COMPLETE THE FOLLOWING:
1. Decide whether each statement agrees with the Spark mailing-list thread, answering yes or no and quoting the exact deciding words of the thread: (a) The first poster says the registered UDF already works inside a SQL query. (b) The first poster wants to move the query to DataFrame APIs in order to save memory. (c) The reply reports that callUDF recognized the registered UDF.
2. Echo, word for word, the stretch of the Spark mailing-list thread from "Posted by Umesh" through "I registered it.".
3. Give what follows in the Spark mailing-list thread, picking up right after its last sentence.

You are viewing a plain text version of this content. The canonical link for it is here.

Posted to user@spark.apache.org by unk1102 <um...@gmail.com> on 2015/10/02 13:25:26 UTC

How to use registered Hive UDF in Spark DataFrame?

Hi I have registed my hive UDF using the following code:

hiveContext.udf().register("MyUDF",new UDF1(String,String)) {
public String call(String o) throws Execption {
//bla bla
}
},DataTypes.String);

Now I want to use above MyUDF in DataFrame. How do we use it? I know how to
use it in a sql and it works fine

hiveContext.sql(select MyUDF("test") from myTable);

My hiveContext.sql() query involves group by on multiple columns so for
scaling purpose I am trying to convert this query into DataFrame APIs

dataframe.select("col1","col2","coln").groupby(""col1","col2","coln").count();

Can we do the follwing dataframe.select(MyUDF("col1"))??? Please guide.



--
View this message in context: http://apache-spark-user-list.1001560.n3.nabble.com/How-to-use-registered-Hive-UDF-in-Spark-DataFrame-tp24907.html
Sent from the Apache Spark User List mailing list archive at Nabble.com.

---------------------------------------------------------------------
To unsubscribe, e-mail: user-unsubscribe@spark.apache.org
For additional commands, e-mail: user-help@spark.apache.org

Re: How to use registered Hive UDF in Spark DataFrame?

Posted by Umesh Kacha <um...@gmail.com>.

Hi I tried to use callUDF in the following way it throws exception saying
cant recognise myUDF even though I registered it.

DATA LINES:
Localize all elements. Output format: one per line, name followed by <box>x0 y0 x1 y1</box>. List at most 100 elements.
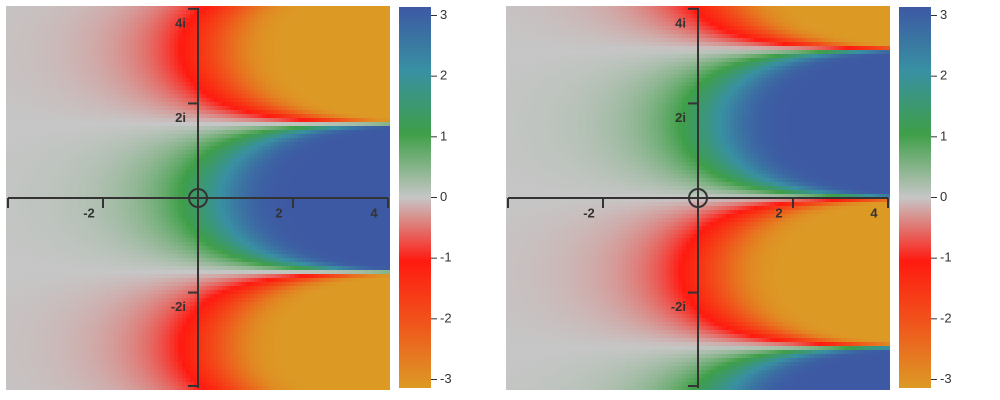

RESULTS OF THE TASKS:
1.
(a) Yes: "I know how to use it in a sql and it works fine"
(b) No: "for scaling purpose I am trying to convert this query into DataFrame APIs"
(c) No: "it throws exception saying cant recognise myUDF even though I registered it"

2.
Posted by Umesh Kacha <um...@gmail.com>.

Hi I tried to use callUDF in the following way it throws exception saying
cant recognise myUDF even though I registered it.

3.
List<Column> colList = new ArrayList<Column>();
colSeq.add(col("myColumn").as("modifiedColumn"));
Seq<Column> colSeq = JavaConversions.asScalaBuffer(colList);//I need to do
this because the following call wont accept just one col() it needs
Seq<Column>
DataFrame resultFrame =
sourceFrame.select(callUDF("MyUDF").toString(),colSeq);

Above call fails saying cant recognise ''MyUDF myColumn as modifiedColumn'
in given columns bla bla...

On Sat, Oct 3, 2015 at 2:36 AM, Michael Armbrust <mi...@databricks.com>
wrote:

> callUDF("MyUDF", col("col1").as("name")
>
> or
>
> callUDF("MyUDF", col("col1").alias("name")
>
> On Fri, Oct 2, 2015 at 3:29 PM, Umesh Kacha <um...@gmail.com> wrote:
>
>> Hi Michael,
>>
>> Thanks much. How do we give alias name for resultant columns? For e.g.
>> when using
>>
>> hiveContext.sql("select MyUDF("test") as mytest from myTable");
>>
>> how do we do that in DataFrame callUDF
>>
>> callUDF("MyUDF", col("col1"))???
>>
>> On Fri, Oct 2, 2015 at 8:23 PM, Michael Armbrust <mi...@databricks.com>
>> wrote:
>>
>>> import org.apache.spark.sql.functions.*
>>>
>>> callUDF("MyUDF", col("col1"), col("col2"))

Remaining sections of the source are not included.